- Work to complete -
Give every entry again, word for word and in full.

- Data -
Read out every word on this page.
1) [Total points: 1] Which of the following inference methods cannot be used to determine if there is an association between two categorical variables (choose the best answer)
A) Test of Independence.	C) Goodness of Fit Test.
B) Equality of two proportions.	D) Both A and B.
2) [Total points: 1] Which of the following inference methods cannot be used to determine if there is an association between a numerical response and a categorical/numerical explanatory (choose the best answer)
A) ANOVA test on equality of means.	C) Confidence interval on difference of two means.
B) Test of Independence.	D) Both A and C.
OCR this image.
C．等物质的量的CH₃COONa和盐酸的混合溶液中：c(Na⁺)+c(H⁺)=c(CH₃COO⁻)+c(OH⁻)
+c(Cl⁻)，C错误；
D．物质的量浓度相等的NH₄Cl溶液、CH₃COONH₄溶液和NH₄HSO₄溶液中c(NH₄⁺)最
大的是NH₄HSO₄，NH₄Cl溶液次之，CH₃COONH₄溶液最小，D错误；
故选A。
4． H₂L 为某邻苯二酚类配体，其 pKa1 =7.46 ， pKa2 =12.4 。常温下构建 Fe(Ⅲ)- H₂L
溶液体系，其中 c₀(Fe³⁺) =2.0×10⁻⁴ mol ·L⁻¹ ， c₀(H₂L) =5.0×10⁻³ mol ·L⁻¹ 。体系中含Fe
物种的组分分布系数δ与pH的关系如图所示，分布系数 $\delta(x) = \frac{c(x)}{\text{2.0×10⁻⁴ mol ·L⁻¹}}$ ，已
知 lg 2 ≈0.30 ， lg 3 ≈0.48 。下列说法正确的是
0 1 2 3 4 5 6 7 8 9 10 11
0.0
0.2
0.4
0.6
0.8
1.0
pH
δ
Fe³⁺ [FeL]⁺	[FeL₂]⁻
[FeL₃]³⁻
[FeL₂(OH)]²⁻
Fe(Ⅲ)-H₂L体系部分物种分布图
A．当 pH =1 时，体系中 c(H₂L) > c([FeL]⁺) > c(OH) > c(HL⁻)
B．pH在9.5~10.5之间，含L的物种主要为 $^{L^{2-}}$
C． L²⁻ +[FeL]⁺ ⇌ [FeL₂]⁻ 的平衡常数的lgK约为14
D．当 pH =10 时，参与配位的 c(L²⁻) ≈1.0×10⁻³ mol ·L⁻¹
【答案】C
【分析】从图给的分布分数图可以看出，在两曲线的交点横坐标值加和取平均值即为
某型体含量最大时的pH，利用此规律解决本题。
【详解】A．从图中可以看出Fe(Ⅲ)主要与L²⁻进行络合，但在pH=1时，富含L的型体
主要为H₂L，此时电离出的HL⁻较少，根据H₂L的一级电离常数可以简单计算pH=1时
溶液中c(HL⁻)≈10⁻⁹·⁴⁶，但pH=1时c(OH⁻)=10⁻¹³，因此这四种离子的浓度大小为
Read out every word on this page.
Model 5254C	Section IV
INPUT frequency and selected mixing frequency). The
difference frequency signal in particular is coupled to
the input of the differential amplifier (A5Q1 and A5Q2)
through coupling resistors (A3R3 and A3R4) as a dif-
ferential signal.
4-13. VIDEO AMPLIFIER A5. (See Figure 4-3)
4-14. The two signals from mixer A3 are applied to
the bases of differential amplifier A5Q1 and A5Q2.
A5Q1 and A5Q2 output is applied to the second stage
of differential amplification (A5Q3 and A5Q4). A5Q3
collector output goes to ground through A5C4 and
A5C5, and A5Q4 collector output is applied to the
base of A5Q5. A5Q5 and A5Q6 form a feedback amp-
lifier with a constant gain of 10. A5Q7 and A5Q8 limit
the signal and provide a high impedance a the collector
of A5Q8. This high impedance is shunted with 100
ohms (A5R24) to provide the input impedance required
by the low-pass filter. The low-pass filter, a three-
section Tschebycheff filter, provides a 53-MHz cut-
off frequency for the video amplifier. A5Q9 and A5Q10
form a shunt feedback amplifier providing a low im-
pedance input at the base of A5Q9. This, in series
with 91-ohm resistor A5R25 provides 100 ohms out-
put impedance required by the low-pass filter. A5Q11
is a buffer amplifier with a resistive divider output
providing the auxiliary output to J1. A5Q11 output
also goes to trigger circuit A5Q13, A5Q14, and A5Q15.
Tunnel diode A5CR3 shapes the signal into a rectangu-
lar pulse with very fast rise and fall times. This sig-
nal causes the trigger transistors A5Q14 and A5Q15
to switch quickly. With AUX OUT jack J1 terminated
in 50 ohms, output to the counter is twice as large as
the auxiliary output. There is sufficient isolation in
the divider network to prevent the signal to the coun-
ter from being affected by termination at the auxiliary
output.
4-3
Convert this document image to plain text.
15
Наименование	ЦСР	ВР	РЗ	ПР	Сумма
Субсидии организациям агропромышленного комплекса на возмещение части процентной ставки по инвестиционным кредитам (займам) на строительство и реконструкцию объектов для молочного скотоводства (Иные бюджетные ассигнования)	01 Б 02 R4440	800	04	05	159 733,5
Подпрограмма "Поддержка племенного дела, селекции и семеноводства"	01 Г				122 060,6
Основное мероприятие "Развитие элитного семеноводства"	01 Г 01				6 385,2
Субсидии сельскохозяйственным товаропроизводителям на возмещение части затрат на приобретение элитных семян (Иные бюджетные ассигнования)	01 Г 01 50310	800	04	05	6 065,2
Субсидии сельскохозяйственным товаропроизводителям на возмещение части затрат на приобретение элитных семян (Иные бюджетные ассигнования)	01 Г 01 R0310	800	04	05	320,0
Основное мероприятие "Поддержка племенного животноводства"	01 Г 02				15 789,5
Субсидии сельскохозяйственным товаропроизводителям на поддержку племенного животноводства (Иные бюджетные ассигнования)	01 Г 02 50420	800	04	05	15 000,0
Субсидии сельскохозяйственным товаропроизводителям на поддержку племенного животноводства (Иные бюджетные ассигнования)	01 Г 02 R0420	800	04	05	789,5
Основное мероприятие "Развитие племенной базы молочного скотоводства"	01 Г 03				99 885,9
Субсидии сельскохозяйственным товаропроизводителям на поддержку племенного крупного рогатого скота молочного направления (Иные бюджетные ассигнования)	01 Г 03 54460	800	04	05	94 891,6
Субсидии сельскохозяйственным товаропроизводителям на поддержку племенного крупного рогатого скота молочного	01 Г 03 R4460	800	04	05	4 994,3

- Result of the task -
Read out every word on this page.
1) [Total points: 1] Which of the following inference methods cannot be used to determine if there is an association between two categorical variables (choose the best answer)
A) Test of Independence.	C) Goodness of Fit Test.
B) Equality of two proportions.	D) Both A and B.
2) [Total points: 1] Which of the following inference methods cannot be used to determine if there is an association between a numerical response and a categorical/numerical explanatory (choose the best answer)
A) ANOVA test on equality of means.	C) Confidence interval on difference of two means.
B) Test of Independence.	D) Both A and C.
OCR this image.
C．等物质的量的CH₃COONa和盐酸的混合溶液中：c(Na⁺)+c(H⁺)=c(CH₃COO⁻)+c(OH⁻)
+c(Cl⁻)，C错误；
D．物质的量浓度相等的NH₄Cl溶液、CH₃COONH₄溶液和NH₄HSO₄溶液中c(NH₄⁺)最
大的是NH₄HSO₄，NH₄Cl溶液次之，CH₃COONH₄溶液最小，D错误；
故选A。
4． H₂L 为某邻苯二酚类配体，其 pKa1 =7.46 ， pKa2 =12.4 。常温下构建 Fe(Ⅲ)- H₂L
溶液体系，其中 c₀(Fe³⁺) =2.0×10⁻⁴ mol ·L⁻¹ ， c₀(H₂L) =5.0×10⁻³ mol ·L⁻¹ 。体系中含Fe
物种的组分分布系数δ与pH的关系如图所示，分布系数 $\delta(x) = \frac{c(x)}{\text{2.0×10⁻⁴ mol ·L⁻¹}}$ ，已
知 lg 2 ≈0.30 ， lg 3 ≈0.48 。下列说法正确的是
0 1 2 3 4 5 6 7 8 9 10 11
0.0
0.2
0.4
0.6
0.8
1.0
pH
δ
Fe³⁺ [FeL]⁺	[FeL₂]⁻
[FeL₃]³⁻
[FeL₂(OH)]²⁻
Fe(Ⅲ)-H₂L体系部分物种分布图
A．当 pH =1 时，体系中 c(H₂L) > c([FeL]⁺) > c(OH) > c(HL⁻)
B．pH在9.5~10.5之间，含L的物种主要为 $^{L^{2-}}$
C． L²⁻ +[FeL]⁺ ⇌ [FeL₂]⁻ 的平衡常数的lgK约为14
D．当 pH =10 时，参与配位的 c(L²⁻) ≈1.0×10⁻³ mol ·L⁻¹
【答案】C
【分析】从图给的分布分数图可以看出，在两曲线的交点横坐标值加和取平均值即为
某型体含量最大时的pH，利用此规律解决本题。
【详解】A．从图中可以看出Fe(Ⅲ)主要与L²⁻进行络合，但在pH=1时，富含L的型体
主要为H₂L，此时电离出的HL⁻较少，根据H₂L的一级电离常数可以简单计算pH=1时
溶液中c(HL⁻)≈10⁻⁹·⁴⁶，但pH=1时c(OH⁻)=10⁻¹³，因此这四种离子的浓度大小为
Read out every word on this page.
Model 5254C	Section IV
INPUT frequency and selected mixing frequency). The
difference frequency signal in particular is coupled to
the input of the differential amplifier (A5Q1 and A5Q2)
through coupling resistors (A3R3 and A3R4) as a dif-
ferential signal.
4-13. VIDEO AMPLIFIER A5. (See Figure 4-3)
4-14. The two signals from mixer A3 are applied to
the bases of differential amplifier A5Q1 and A5Q2.
A5Q1 and A5Q2 output is applied to the second stage
of differential amplification (A5Q3 and A5Q4). A5Q3
collector output goes to ground through A5C4 and
A5C5, and A5Q4 collector output is applied to the
base of A5Q5. A5Q5 and A5Q6 form a feedback amp-
lifier with a constant gain of 10. A5Q7 and A5Q8 limit
the signal and provide a high impedance a the collector
of A5Q8. This high impedance is shunted with 100
ohms (A5R24) to provide the input impedance required
by the low-pass filter. The low-pass filter, a three-
section Tschebycheff filter, provides a 53-MHz cut-
off frequency for the video amplifier. A5Q9 and A5Q10
form a shunt feedback amplifier providing a low im-
pedance input at the base of A5Q9. This, in series
with 91-ohm resistor A5R25 provides 100 ohms out-
put impedance required by the low-pass filter. A5Q11
is a buffer amplifier with a resistive divider output
providing the auxiliary output to J1. A5Q11 output
also goes to trigger circuit A5Q13, A5Q14, and A5Q15.
Tunnel diode A5CR3 shapes the signal into a rectangu-
lar pulse with very fast rise and fall times. This sig-
nal causes the trigger transistors A5Q14 and A5Q15
to switch quickly. With AUX OUT jack J1 terminated
in 50 ohms, output to the counter is twice as large as
the auxiliary output. There is sufficient isolation in
the divider network to prevent the signal to the coun-
ter from being affected by termination at the auxiliary
output.
4-3
Convert this document image to plain text.
15
Наименование	ЦСР	ВР	РЗ	ПР	Сумма
Субсидии организациям агропромышленного комплекса на возмещение части процентной ставки по инвестиционным кредитам (займам) на строительство и реконструкцию объектов для молочного скотоводства (Иные бюджетные ассигнования)	01 Б 02 R4440	800	04	05	159 733,5
Подпрограмма "Поддержка племенного дела, селекции и семеноводства"	01 Г				122 060,6
Основное мероприятие "Развитие элитного семеноводства"	01 Г 01				6 385,2
Субсидии сельскохозяйственным товаропроизводителям на возмещение части затрат на приобретение элитных семян (Иные бюджетные ассигнования)	01 Г 01 50310	800	04	05	6 065,2
Субсидии сельскохозяйственным товаропроизводителям на возмещение части затрат на приобретение элитных семян (Иные бюджетные ассигнования)	01 Г 01 R0310	800	04	05	320,0
Основное мероприятие "Поддержка племенного животноводства"	01 Г 02				15 789,5
Субсидии сельскохозяйственным товаропроизводителям на поддержку племенного животноводства (Иные бюджетные ассигнования)	01 Г 02 50420	800	04	05	15 000,0
Субсидии сельскохозяйственным товаропроизводителям на поддержку племенного животноводства (Иные бюджетные ассигнования)	01 Г 02 R0420	800	04	05	789,5
Основное мероприятие "Развитие племенной базы молочного скотоводства"	01 Г 03				99 885,9
Субсидии сельскохозяйственным товаропроизводителям на поддержку племенного крупного рогатого скота молочного направления (Иные бюджетные ассигнования)	01 Г 03 54460	800	04	05	94 891,6
Субсидии сельскохозяйственным товаропроизводителям на поддержку племенного крупного рогатого скота молочного	01 Г 03 R4460	800	04	05	4 994,3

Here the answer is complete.